WORK INSTRUCTION: Locate every line below that contains the word "vari" and copy it.
··· MATERIALS PROVIDED
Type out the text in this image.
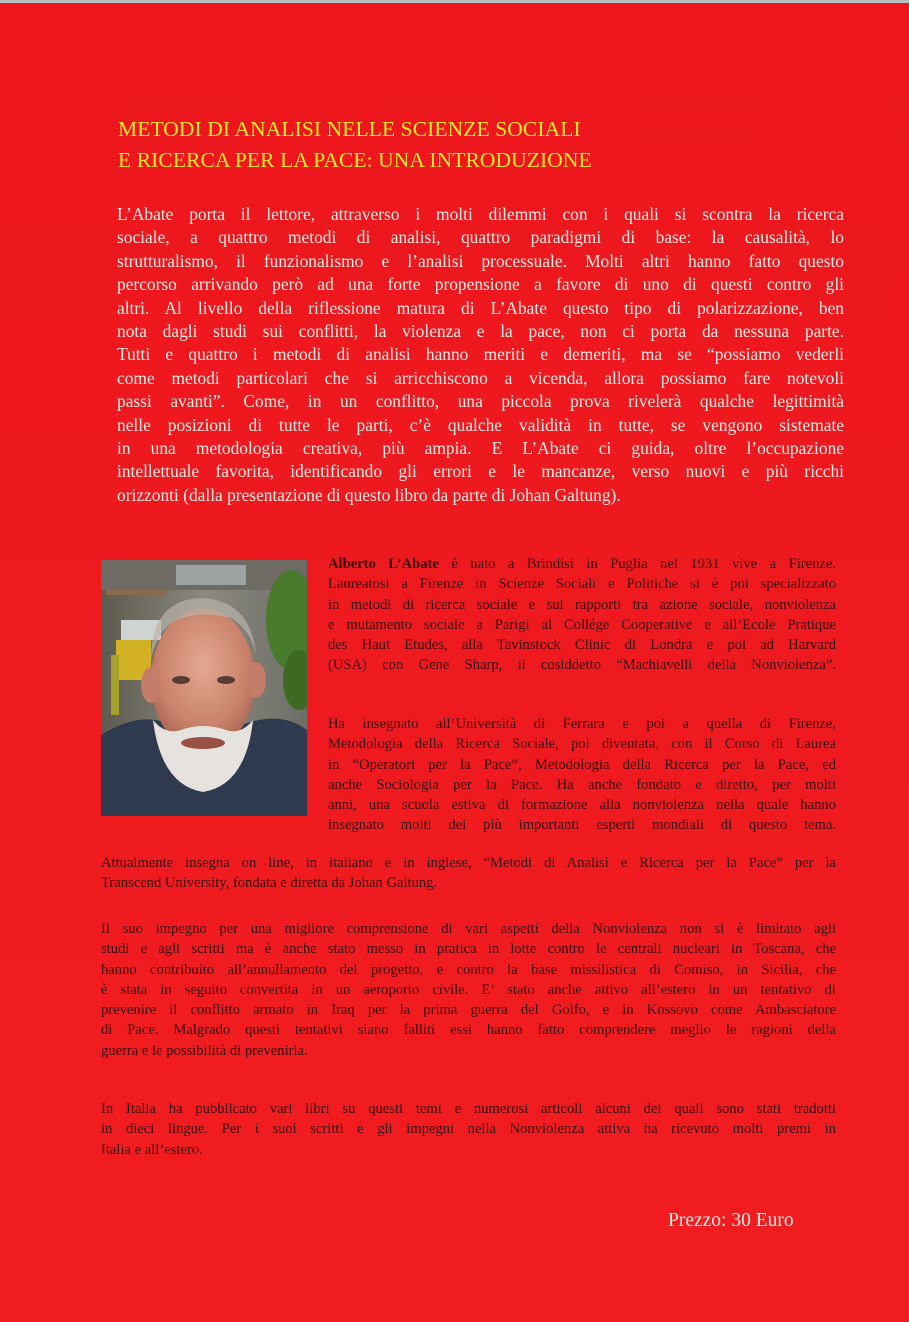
METODI DI ANALISI NELLE SCIENZE SOCIALI
E RICERCA PER LA PACE: UNA INTRODUZIONE

L’Abate porta il lettore, attraverso i molti dilemmi con i quali si scontra la ricerca
sociale, a quattro metodi di analisi, quattro paradigmi di base: la causalità, lo
strutturalismo, il funzionalismo e l’analisi processuale. Molti altri hanno fatto questo
percorso arrivando però ad una forte propensione a favore di uno di questi contro gli
altri. Al livello della riflessione matura di L’Abate questo tipo di polarizzazione, ben
nota dagli studi sui conflitti, la violenza e la pace, non ci porta da nessuna parte.
Tutti e quattro i metodi di analisi hanno meriti e demeriti, ma se “possiamo vederli
come metodi particolari che si arricchiscono a vicenda, allora possiamo fare notevoli
passi avanti”. Come, in un conflitto, una piccola prova rivelerà qualche legittimità
nelle posizioni di tutte le parti, c’è qualche validità in tutte, se vengono sistemate
in una metodologia creativa, più ampia. E L’Abate ci guida, oltre l’occupazione
intellettuale favorita, identificando gli errori e le mancanze, verso nuovi e più ricchi
orizzonti (dalla presentazione di questo libro da parte di Johan Galtung).

Alberto L’Abate è nato a Brindisi in Puglia nel 1931 vive a Firenze.
Laureatosi a Firenze in Scienze Sociali e Politiche si è poi specializzato
in metodi di ricerca sociale e sui rapporti tra azione sociale, nonviolenza
e mutamento sociale a Parigi al Collége Cooperative e all’Ecole Pratique
des Haut Etudes, alla Tavinstock Clinic di Londra e poi ad Harvard
(USA) con Gene Sharp, il cosiddetto “Machiavelli della Nonviolenza”.

Ha insegnato all’Università di Ferrara e poi a quella di Firenze,
Metodologia della Ricerca Sociale, poi diventata, con il Corso di Laurea
in “Operatori per la Pace”, Metodologia della Ricerca per la Pace, ed
anche Sociologia per la Pace. Ha anche fondato e diretto, per molti
anni, una scuola estiva di formazione alla nonviolenza nella quale hanno
insegnato molti dei più importanti esperti mondiali di questo tema.

Attualmente insegna on line, in italiano e in inglese, “Metodi di Analisi e Ricerca per la Pace” per la
Transcend University, fondata e diretta da Johan Galtung.

Il suo impegno per una migliore comprensione di vari aspetti della Nonviolenza non si è limitato agli
studi e agli scritti ma è anche stato messo in pratica in lotte contro le centrali nucleari in Toscana, che
hanno contribuito all’annullamento del progetto, e contro la base missilistica di Comiso, in Sicilia, che
è stata in seguito convertita in un aeroporto civile. E’ stato anche attivo all’estero in un tentativo di
prevenire il conflitto armato in Iraq per la prima guerra del Golfo, e in Kossovo come Ambasciatore
di Pace. Malgrado questi tentativi siano falliti essi hanno fatto comprendere meglio le ragioni della
guerra e le possibilità di prevenirla.

In Italia ha pubblicato vari libri su questi temi e numerosi articoli alcuni dei quali sono stati tradotti
in dieci lingue. Per i suoi scritti e gli impegni nella Nonviolenza attiva ha ricevuto molti premi in
Italia e all’estero.

Prezzo: 30 Euro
······
TASK RESULT:
Il suo impegno per una migliore comprensione di vari aspetti della Nonviolenza non si è limitato agli
In Italia ha pubblicato vari libri su questi temi e numerosi articoli alcuni dei quali sono stati tradotti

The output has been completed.